**What you need to do**
Repeat every line below exactly, word for word.

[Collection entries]
+---+
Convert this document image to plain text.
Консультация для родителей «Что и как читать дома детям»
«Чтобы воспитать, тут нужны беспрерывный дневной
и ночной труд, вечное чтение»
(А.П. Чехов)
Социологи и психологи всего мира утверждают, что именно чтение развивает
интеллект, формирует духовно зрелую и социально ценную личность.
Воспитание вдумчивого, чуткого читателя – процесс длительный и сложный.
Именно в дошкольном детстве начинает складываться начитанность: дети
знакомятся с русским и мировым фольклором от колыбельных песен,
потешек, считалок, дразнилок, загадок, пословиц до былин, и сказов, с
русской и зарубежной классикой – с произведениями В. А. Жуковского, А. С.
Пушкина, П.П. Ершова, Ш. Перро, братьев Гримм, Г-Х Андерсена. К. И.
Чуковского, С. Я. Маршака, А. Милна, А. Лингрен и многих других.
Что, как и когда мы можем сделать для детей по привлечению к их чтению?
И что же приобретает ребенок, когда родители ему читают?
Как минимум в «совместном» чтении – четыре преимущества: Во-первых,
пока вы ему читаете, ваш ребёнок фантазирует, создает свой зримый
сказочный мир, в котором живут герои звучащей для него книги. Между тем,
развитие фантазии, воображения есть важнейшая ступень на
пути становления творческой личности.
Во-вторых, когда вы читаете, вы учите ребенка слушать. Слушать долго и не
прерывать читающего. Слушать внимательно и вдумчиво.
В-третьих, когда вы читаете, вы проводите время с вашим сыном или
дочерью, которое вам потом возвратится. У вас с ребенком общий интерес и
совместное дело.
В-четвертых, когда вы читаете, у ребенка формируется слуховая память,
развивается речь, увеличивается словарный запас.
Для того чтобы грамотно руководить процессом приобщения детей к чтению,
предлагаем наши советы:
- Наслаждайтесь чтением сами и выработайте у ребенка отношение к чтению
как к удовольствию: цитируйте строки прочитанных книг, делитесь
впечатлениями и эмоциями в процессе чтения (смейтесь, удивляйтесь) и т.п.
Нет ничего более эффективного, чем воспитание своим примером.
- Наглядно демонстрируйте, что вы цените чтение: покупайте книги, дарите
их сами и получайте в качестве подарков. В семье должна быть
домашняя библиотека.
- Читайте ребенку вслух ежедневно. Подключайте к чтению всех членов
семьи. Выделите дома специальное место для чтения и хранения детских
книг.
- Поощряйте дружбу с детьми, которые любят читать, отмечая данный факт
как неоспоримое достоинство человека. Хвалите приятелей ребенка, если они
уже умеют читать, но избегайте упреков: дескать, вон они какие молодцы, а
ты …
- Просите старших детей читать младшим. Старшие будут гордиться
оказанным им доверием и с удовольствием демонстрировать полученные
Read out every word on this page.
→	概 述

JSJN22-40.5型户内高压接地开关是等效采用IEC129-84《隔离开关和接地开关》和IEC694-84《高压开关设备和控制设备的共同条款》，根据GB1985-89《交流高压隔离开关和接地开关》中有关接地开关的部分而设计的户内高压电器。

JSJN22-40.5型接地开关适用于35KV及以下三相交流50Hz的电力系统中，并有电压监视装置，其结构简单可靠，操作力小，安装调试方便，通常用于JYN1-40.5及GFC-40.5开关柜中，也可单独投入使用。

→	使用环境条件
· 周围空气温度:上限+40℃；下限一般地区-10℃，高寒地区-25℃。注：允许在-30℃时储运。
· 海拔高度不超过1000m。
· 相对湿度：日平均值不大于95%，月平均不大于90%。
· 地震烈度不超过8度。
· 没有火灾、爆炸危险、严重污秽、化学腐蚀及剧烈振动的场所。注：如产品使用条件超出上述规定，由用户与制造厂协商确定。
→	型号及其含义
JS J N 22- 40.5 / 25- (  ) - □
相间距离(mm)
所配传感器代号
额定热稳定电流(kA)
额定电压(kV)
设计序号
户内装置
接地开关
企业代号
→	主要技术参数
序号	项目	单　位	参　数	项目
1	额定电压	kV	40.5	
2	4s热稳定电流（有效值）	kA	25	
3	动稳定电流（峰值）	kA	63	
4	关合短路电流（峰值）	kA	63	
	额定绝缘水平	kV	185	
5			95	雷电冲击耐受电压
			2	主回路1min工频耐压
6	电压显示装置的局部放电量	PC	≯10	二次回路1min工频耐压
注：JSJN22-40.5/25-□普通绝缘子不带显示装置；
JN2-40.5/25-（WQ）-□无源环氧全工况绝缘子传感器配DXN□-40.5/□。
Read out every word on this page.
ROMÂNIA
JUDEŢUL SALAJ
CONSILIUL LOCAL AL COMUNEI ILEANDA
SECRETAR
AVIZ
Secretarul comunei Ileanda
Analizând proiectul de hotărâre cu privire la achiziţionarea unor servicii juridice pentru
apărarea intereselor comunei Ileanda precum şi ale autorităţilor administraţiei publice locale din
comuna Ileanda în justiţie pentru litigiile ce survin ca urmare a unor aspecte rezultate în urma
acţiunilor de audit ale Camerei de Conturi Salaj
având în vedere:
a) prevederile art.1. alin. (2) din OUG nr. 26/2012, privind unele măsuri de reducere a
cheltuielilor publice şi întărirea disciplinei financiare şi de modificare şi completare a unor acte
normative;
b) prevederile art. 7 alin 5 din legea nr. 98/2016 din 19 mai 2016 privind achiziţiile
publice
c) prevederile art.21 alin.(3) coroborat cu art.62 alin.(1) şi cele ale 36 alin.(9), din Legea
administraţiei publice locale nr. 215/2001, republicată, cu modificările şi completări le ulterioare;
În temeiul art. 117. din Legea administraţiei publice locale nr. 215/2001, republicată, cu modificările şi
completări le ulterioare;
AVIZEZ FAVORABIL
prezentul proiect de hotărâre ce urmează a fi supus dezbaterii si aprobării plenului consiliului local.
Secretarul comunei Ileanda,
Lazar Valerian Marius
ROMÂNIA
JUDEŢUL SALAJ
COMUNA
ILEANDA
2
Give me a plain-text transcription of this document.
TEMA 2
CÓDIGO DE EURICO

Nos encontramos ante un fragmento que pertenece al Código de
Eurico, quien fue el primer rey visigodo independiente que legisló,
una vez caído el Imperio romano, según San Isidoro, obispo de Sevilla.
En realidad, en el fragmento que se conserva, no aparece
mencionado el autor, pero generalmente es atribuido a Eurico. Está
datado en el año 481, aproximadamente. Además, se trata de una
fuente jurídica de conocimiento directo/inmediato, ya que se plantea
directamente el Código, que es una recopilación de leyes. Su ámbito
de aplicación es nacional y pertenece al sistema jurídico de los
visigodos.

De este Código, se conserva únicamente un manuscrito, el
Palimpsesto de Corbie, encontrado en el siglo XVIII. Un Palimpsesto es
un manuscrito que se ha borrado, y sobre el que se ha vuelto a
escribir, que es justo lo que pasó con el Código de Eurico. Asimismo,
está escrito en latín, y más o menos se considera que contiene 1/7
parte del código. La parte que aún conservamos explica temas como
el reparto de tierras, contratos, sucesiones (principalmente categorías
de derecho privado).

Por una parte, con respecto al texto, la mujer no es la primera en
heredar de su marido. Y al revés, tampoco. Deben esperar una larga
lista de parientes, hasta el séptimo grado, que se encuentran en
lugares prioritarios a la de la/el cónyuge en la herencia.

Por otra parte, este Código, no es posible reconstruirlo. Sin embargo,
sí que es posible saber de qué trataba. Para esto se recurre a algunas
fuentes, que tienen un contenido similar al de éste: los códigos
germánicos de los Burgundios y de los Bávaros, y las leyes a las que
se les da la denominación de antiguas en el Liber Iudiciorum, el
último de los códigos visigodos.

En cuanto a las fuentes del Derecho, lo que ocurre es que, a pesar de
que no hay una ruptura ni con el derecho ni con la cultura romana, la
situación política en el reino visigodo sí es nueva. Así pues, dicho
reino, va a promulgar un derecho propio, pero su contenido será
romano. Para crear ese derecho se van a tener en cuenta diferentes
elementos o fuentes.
+---+
**Exercise result**
Convert this document image to plain text.
Консультация для родителей «Что и как читать дома детям»
«Чтобы воспитать, тут нужны беспрерывный дневной
и ночной труд, вечное чтение»
(А.П. Чехов)
Социологи и психологи всего мира утверждают, что именно чтение развивает
интеллект, формирует духовно зрелую и социально ценную личность.
Воспитание вдумчивого, чуткого читателя – процесс длительный и сложный.
Именно в дошкольном детстве начинает складываться начитанность: дети
знакомятся с русским и мировым фольклором от колыбельных песен,
потешек, считалок, дразнилок, загадок, пословиц до былин, и сказов, с
русской и зарубежной классикой – с произведениями В. А. Жуковского, А. С.
Пушкина, П.П. Ершова, Ш. Перро, братьев Гримм, Г-Х Андерсена. К. И.
Чуковского, С. Я. Маршака, А. Милна, А. Лингрен и многих других.
Что, как и когда мы можем сделать для детей по привлечению к их чтению?
И что же приобретает ребенок, когда родители ему читают?
Как минимум в «совместном» чтении – четыре преимущества: Во-первых,
пока вы ему читаете, ваш ребёнок фантазирует, создает свой зримый
сказочный мир, в котором живут герои звучащей для него книги. Между тем,
развитие фантазии, воображения есть важнейшая ступень на
пути становления творческой личности.
Во-вторых, когда вы читаете, вы учите ребенка слушать. Слушать долго и не
прерывать читающего. Слушать внимательно и вдумчиво.
В-третьих, когда вы читаете, вы проводите время с вашим сыном или
дочерью, которое вам потом возвратится. У вас с ребенком общий интерес и
совместное дело.
В-четвертых, когда вы читаете, у ребенка формируется слуховая память,
развивается речь, увеличивается словарный запас.
Для того чтобы грамотно руководить процессом приобщения детей к чтению,
предлагаем наши советы:
- Наслаждайтесь чтением сами и выработайте у ребенка отношение к чтению
как к удовольствию: цитируйте строки прочитанных книг, делитесь
впечатлениями и эмоциями в процессе чтения (смейтесь, удивляйтесь) и т.п.
Нет ничего более эффективного, чем воспитание своим примером.
- Наглядно демонстрируйте, что вы цените чтение: покупайте книги, дарите
их сами и получайте в качестве подарков. В семье должна быть
домашняя библиотека.
- Читайте ребенку вслух ежедневно. Подключайте к чтению всех членов
семьи. Выделите дома специальное место для чтения и хранения детских
книг.
- Поощряйте дружбу с детьми, которые любят читать, отмечая данный факт
как неоспоримое достоинство человека. Хвалите приятелей ребенка, если они
уже умеют читать, но избегайте упреков: дескать, вон они какие молодцы, а
ты …
- Просите старших детей читать младшим. Старшие будут гордиться
оказанным им доверием и с удовольствием демонстрировать полученные
Read out every word on this page.
→	概 述

JSJN22-40.5型户内高压接地开关是等效采用IEC129-84《隔离开关和接地开关》和IEC694-84《高压开关设备和控制设备的共同条款》，根据GB1985-89《交流高压隔离开关和接地开关》中有关接地开关的部分而设计的户内高压电器。

JSJN22-40.5型接地开关适用于35KV及以下三相交流50Hz的电力系统中，并有电压监视装置，其结构简单可靠，操作力小，安装调试方便，通常用于JYN1-40.5及GFC-40.5开关柜中，也可单独投入使用。

→	使用环境条件
· 周围空气温度:上限+40℃；下限一般地区-10℃，高寒地区-25℃。注：允许在-30℃时储运。
· 海拔高度不超过1000m。
· 相对湿度：日平均值不大于95%，月平均不大于90%。
· 地震烈度不超过8度。
· 没有火灾、爆炸危险、严重污秽、化学腐蚀及剧烈振动的场所。注：如产品使用条件超出上述规定，由用户与制造厂协商确定。
→	型号及其含义
JS J N 22- 40.5 / 25- (  ) - □
相间距离(mm)
所配传感器代号
额定热稳定电流(kA)
额定电压(kV)
设计序号
户内装置
接地开关
企业代号
→	主要技术参数
序号	项目	单　位	参　数	项目
1	额定电压	kV	40.5	
2	4s热稳定电流（有效值）	kA	25	
3	动稳定电流（峰值）	kA	63	
4	关合短路电流（峰值）	kA	63	
	额定绝缘水平	kV	185	
5			95	雷电冲击耐受电压
			2	主回路1min工频耐压
6	电压显示装置的局部放电量	PC	≯10	二次回路1min工频耐压
注：JSJN22-40.5/25-□普通绝缘子不带显示装置；
JN2-40.5/25-（WQ）-□无源环氧全工况绝缘子传感器配DXN□-40.5/□。
Read out every word on this page.
ROMÂNIA
JUDEŢUL SALAJ
CONSILIUL LOCAL AL COMUNEI ILEANDA
SECRETAR
AVIZ
Secretarul comunei Ileanda
Analizând proiectul de hotărâre cu privire la achiziţionarea unor servicii juridice pentru
apărarea intereselor comunei Ileanda precum şi ale autorităţilor administraţiei publice locale din
comuna Ileanda în justiţie pentru litigiile ce survin ca urmare a unor aspecte rezultate în urma
acţiunilor de audit ale Camerei de Conturi Salaj
având în vedere:
a) prevederile art.1. alin. (2) din OUG nr. 26/2012, privind unele măsuri de reducere a
cheltuielilor publice şi întărirea disciplinei financiare şi de modificare şi completare a unor acte
normative;
b) prevederile art. 7 alin 5 din legea nr. 98/2016 din 19 mai 2016 privind achiziţiile
publice
c) prevederile art.21 alin.(3) coroborat cu art.62 alin.(1) şi cele ale 36 alin.(9), din Legea
administraţiei publice locale nr. 215/2001, republicată, cu modificările şi completări le ulterioare;
În temeiul art. 117. din Legea administraţiei publice locale nr. 215/2001, republicată, cu modificările şi
completări le ulterioare;
AVIZEZ FAVORABIL
prezentul proiect de hotărâre ce urmează a fi supus dezbaterii si aprobării plenului consiliului local.
Secretarul comunei Ileanda,
Lazar Valerian Marius
ROMÂNIA
JUDEŢUL SALAJ
COMUNA
ILEANDA
2
Give me a plain-text transcription of this document.
TEMA 2
CÓDIGO DE EURICO

Nos encontramos ante un fragmento que pertenece al Código de
Eurico, quien fue el primer rey visigodo independiente que legisló,
una vez caído el Imperio romano, según San Isidoro, obispo de Sevilla.
En realidad, en el fragmento que se conserva, no aparece
mencionado el autor, pero generalmente es atribuido a Eurico. Está
datado en el año 481, aproximadamente. Además, se trata de una
fuente jurídica de conocimiento directo/inmediato, ya que se plantea
directamente el Código, que es una recopilación de leyes. Su ámbito
de aplicación es nacional y pertenece al sistema jurídico de los
visigodos.

De este Código, se conserva únicamente un manuscrito, el
Palimpsesto de Corbie, encontrado en el siglo XVIII. Un Palimpsesto es
un manuscrito que se ha borrado, y sobre el que se ha vuelto a
escribir, que es justo lo que pasó con el Código de Eurico. Asimismo,
está escrito en latín, y más o menos se considera que contiene 1/7
parte del código. La parte que aún conservamos explica temas como
el reparto de tierras, contratos, sucesiones (principalmente categorías
de derecho privado).

Por una parte, con respecto al texto, la mujer no es la primera en
heredar de su marido. Y al revés, tampoco. Deben esperar una larga
lista de parientes, hasta el séptimo grado, que se encuentran en
lugares prioritarios a la de la/el cónyuge en la herencia.

Por otra parte, este Código, no es posible reconstruirlo. Sin embargo,
sí que es posible saber de qué trataba. Para esto se recurre a algunas
fuentes, que tienen un contenido similar al de éste: los códigos
germánicos de los Burgundios y de los Bávaros, y las leyes a las que
se les da la denominación de antiguas en el Liber Iudiciorum, el
último de los códigos visigodos.

En cuanto a las fuentes del Derecho, lo que ocurre es que, a pesar de
que no hay una ruptura ni con el derecho ni con la cultura romana, la
situación política en el reino visigodo sí es nueva. Así pues, dicho
reino, va a promulgar un derecho propio, pero su contenido será
romano. Para crear ese derecho se van a tener en cuenta diferentes
elementos o fuentes.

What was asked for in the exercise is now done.